(Collection entries)

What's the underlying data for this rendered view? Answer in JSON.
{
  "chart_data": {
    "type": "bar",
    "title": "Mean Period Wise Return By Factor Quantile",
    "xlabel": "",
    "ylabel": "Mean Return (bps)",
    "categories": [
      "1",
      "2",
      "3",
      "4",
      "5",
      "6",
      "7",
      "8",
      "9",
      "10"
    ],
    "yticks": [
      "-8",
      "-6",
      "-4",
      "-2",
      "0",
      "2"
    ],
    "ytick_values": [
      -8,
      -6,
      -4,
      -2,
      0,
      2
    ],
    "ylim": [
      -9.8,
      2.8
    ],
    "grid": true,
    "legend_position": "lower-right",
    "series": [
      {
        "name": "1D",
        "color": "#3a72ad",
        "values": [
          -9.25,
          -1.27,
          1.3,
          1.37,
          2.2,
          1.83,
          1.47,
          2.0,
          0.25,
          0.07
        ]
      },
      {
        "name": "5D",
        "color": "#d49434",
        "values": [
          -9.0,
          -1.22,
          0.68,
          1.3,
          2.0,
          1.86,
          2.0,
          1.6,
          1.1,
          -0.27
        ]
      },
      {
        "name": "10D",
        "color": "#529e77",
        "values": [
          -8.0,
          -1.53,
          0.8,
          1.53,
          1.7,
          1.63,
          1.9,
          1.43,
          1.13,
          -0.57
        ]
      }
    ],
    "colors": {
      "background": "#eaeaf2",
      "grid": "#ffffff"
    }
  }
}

GOAL OF THE EXERCISE >> Each line of the listing should be echoed back exactly.

RESULT OF THIS TASK >>
What's the underlying data for this rendered view? Answer in JSON.
{
  "chart_data": {
    "type": "bar",
    "title": "Mean Period Wise Return By Factor Quantile",
    "xlabel": "",
    "ylabel": "Mean Return (bps)",
    "categories": [
      "1",
      "2",
      "3",
      "4",
      "5",
      "6",
      "7",
      "8",
      "9",
      "10"
    ],
    "yticks": [
      "-8",
      "-6",
      "-4",
      "-2",
      "0",
      "2"
    ],
    "ytick_values": [
      -8,
      -6,
      -4,
      -2,
      0,
      2
    ],
    "ylim": [
      -9.8,
      2.8
    ],
    "grid": true,
    "legend_position": "lower-right",
    "series": [
      {
        "name": "1D",
        "color": "#3a72ad",
        "values": [
          -9.25,
          -1.27,
          1.3,
          1.37,
          2.2,
          1.83,
          1.47,
          2.0,
          0.25,
          0.07
        ]
      },
      {
        "name": "5D",
        "color": "#d49434",
        "values": [
          -9.0,
          -1.22,
          0.68,
          1.3,
          2.0,
          1.86,
          2.0,
          1.6,
          1.1,
          -0.27
        ]
      },
      {
        "name": "10D",
        "color": "#529e77",
        "values": [
          -8.0,
          -1.53,
          0.8,
          1.53,
          1.7,
          1.63,
          1.9,
          1.43,
          1.13,
          -0.57
        ]
      }
    ],
    "colors": {
      "background": "#eaeaf2",
      "grid": "#ffffff"
    }
  }
}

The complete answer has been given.